_What the exercise asks_.
Please retype everything in the data from the line containing "83, 352, 93]" down to the line containing "79, 185, 135]", keeping both of those lines and changing nothing.

_Data provided_.
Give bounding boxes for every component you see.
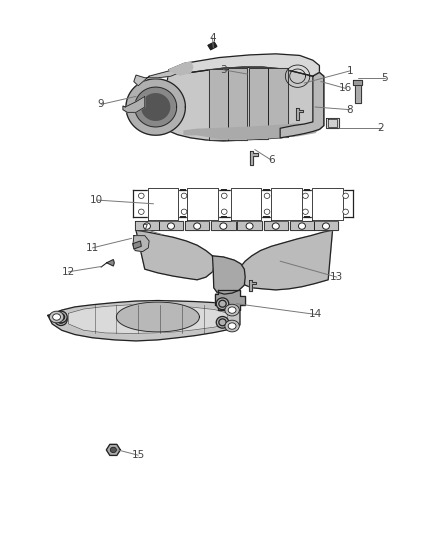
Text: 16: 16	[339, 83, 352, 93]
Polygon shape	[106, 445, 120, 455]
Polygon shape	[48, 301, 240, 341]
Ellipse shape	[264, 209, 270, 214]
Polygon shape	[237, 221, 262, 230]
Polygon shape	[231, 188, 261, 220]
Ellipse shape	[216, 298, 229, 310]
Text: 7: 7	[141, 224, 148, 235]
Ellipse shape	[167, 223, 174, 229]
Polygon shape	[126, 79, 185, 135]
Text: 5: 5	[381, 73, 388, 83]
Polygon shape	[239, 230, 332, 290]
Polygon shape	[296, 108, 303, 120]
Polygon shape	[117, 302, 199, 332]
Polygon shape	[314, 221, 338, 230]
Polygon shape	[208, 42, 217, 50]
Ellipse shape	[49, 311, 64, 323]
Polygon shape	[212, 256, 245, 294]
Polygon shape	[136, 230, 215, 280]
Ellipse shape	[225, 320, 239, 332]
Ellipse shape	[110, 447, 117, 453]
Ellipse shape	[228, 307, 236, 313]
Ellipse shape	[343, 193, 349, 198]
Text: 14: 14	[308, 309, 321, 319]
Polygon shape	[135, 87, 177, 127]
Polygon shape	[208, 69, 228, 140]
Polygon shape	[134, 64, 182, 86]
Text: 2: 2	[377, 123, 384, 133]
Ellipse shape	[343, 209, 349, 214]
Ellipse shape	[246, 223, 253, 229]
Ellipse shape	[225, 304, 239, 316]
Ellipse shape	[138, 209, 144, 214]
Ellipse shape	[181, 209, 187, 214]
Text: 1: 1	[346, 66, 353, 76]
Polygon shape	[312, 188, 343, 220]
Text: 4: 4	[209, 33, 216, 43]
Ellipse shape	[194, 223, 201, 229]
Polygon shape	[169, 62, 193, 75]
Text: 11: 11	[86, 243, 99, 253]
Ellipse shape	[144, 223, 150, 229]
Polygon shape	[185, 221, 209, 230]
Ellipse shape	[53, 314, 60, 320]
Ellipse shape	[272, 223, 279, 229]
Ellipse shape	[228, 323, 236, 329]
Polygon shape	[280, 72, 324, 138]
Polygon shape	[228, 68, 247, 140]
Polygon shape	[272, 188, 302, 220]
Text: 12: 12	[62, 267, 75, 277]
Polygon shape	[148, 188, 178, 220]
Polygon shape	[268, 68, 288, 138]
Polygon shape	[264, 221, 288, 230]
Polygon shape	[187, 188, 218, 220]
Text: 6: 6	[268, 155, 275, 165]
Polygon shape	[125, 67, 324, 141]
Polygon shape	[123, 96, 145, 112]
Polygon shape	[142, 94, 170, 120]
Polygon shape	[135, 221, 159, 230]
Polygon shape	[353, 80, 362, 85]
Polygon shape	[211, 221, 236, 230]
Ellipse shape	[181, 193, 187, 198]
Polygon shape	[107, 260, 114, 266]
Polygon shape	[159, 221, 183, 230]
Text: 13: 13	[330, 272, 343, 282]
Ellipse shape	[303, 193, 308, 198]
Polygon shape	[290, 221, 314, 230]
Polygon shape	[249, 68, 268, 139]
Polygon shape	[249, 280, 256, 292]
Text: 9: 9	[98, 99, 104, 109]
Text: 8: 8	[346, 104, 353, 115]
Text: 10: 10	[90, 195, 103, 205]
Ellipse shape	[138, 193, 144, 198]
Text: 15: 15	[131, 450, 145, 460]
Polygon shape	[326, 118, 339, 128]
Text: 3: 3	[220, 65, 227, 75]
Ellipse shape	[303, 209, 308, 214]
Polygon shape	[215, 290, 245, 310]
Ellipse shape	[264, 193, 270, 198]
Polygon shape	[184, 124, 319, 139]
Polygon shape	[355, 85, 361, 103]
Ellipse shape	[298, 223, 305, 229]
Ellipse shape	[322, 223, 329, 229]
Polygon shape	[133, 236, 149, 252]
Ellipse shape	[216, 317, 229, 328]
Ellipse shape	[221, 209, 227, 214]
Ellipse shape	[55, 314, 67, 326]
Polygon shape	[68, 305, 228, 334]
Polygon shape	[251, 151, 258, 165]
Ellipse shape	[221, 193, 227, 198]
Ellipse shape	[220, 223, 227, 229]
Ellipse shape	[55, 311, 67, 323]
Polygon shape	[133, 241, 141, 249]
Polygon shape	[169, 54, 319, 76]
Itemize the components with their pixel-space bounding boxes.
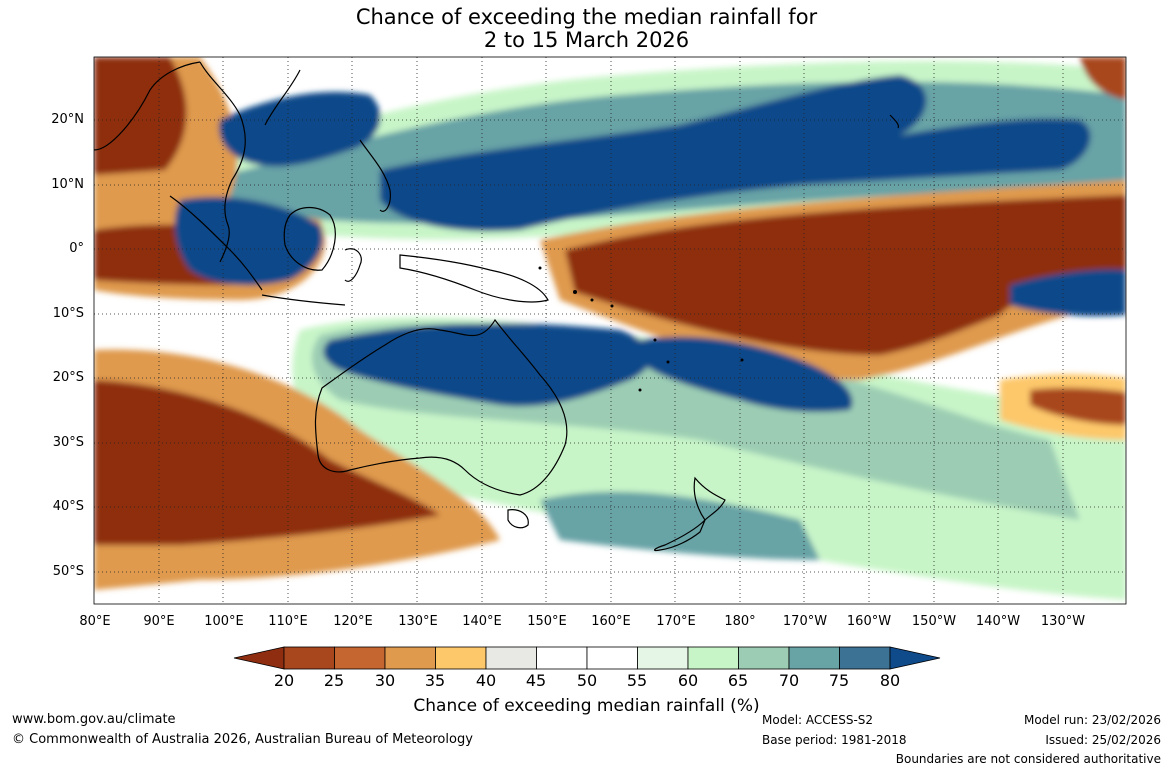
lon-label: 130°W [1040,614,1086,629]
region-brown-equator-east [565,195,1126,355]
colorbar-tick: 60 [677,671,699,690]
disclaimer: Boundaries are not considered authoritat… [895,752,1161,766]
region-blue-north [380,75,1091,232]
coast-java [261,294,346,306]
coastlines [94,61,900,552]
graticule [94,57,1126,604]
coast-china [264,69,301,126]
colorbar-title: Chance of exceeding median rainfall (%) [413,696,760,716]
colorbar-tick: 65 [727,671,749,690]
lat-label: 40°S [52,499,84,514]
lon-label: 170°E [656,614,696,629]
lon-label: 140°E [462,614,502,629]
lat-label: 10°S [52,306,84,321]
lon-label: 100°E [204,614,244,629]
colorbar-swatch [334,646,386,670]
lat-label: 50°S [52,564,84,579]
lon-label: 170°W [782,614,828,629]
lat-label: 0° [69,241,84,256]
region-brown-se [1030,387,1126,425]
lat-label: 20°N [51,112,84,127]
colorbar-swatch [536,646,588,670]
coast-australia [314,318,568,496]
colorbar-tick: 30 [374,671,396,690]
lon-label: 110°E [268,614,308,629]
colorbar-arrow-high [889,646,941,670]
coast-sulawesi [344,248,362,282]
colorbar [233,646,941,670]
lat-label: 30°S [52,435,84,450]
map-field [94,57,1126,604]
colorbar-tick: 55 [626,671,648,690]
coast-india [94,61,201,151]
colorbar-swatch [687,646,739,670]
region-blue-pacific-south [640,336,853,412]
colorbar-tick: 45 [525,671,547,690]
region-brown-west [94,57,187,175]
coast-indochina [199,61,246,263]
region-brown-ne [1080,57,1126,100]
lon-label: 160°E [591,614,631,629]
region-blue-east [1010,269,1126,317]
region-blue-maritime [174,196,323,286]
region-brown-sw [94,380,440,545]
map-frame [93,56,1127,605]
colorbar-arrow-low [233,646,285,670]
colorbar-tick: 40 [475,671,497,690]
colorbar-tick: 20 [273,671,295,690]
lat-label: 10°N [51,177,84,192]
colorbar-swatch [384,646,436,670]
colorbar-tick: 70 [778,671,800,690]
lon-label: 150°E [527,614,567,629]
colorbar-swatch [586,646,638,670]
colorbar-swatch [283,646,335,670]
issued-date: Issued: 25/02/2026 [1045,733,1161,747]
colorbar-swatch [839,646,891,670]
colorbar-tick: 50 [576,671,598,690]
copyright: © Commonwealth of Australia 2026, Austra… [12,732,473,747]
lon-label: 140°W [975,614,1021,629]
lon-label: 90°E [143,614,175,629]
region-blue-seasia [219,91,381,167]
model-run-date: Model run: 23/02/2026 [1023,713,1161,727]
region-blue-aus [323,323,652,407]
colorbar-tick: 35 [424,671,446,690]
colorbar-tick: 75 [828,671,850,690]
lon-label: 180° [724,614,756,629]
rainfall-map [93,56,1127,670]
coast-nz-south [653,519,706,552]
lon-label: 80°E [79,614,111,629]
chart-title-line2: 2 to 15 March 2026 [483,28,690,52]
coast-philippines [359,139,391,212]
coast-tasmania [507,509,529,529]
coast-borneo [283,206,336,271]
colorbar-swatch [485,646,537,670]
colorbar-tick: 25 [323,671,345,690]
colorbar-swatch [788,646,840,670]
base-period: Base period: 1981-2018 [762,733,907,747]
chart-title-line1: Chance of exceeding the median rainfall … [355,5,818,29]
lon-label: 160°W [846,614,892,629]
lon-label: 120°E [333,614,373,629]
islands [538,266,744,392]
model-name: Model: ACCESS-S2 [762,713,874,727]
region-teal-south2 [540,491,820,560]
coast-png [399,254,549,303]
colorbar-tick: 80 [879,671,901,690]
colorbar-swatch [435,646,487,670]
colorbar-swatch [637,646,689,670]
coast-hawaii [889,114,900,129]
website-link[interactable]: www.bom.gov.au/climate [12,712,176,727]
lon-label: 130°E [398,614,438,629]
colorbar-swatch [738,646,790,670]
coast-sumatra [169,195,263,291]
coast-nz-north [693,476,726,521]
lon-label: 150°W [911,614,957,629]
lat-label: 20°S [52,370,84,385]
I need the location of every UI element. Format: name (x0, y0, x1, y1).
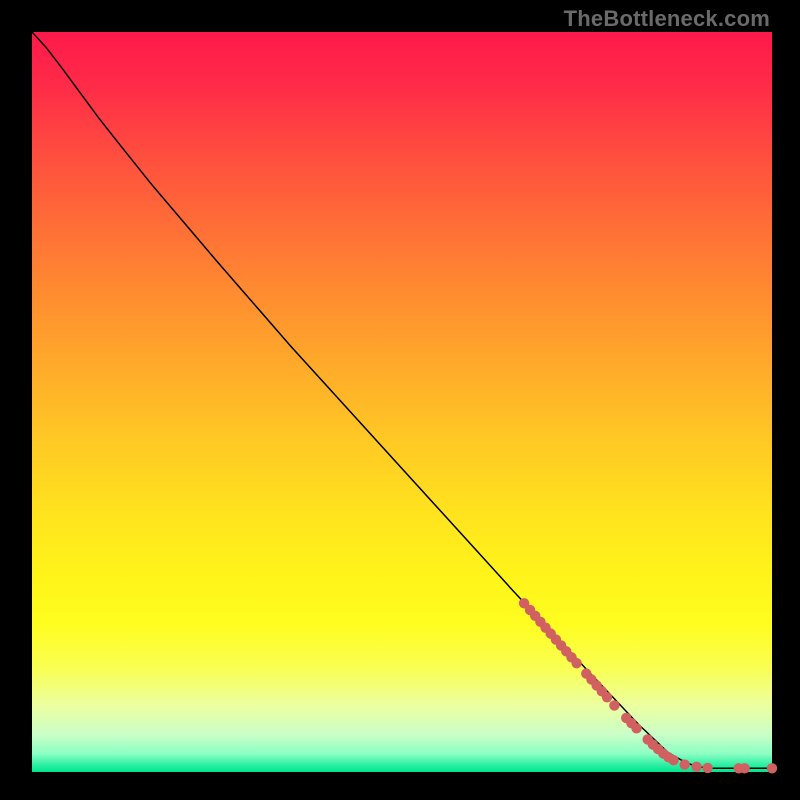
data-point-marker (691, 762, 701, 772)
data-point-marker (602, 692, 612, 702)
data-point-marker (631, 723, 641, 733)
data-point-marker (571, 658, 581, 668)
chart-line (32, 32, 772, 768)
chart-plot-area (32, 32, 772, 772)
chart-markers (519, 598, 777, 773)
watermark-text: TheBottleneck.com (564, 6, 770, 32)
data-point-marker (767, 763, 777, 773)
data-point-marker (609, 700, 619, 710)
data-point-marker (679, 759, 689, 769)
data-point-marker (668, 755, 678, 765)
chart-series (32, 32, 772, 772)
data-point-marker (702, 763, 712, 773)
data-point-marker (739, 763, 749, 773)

_Answer to this exercise_.
Text: 16: 16	[339, 83, 352, 93]
Polygon shape	[106, 445, 120, 455]
Polygon shape	[48, 301, 240, 341]
Ellipse shape	[264, 209, 270, 214]
Polygon shape	[237, 221, 262, 230]
Polygon shape	[231, 188, 261, 220]
Ellipse shape	[216, 298, 229, 310]
Text: 7: 7	[141, 224, 148, 235]
Ellipse shape	[167, 223, 174, 229]
Polygon shape	[126, 79, 185, 135]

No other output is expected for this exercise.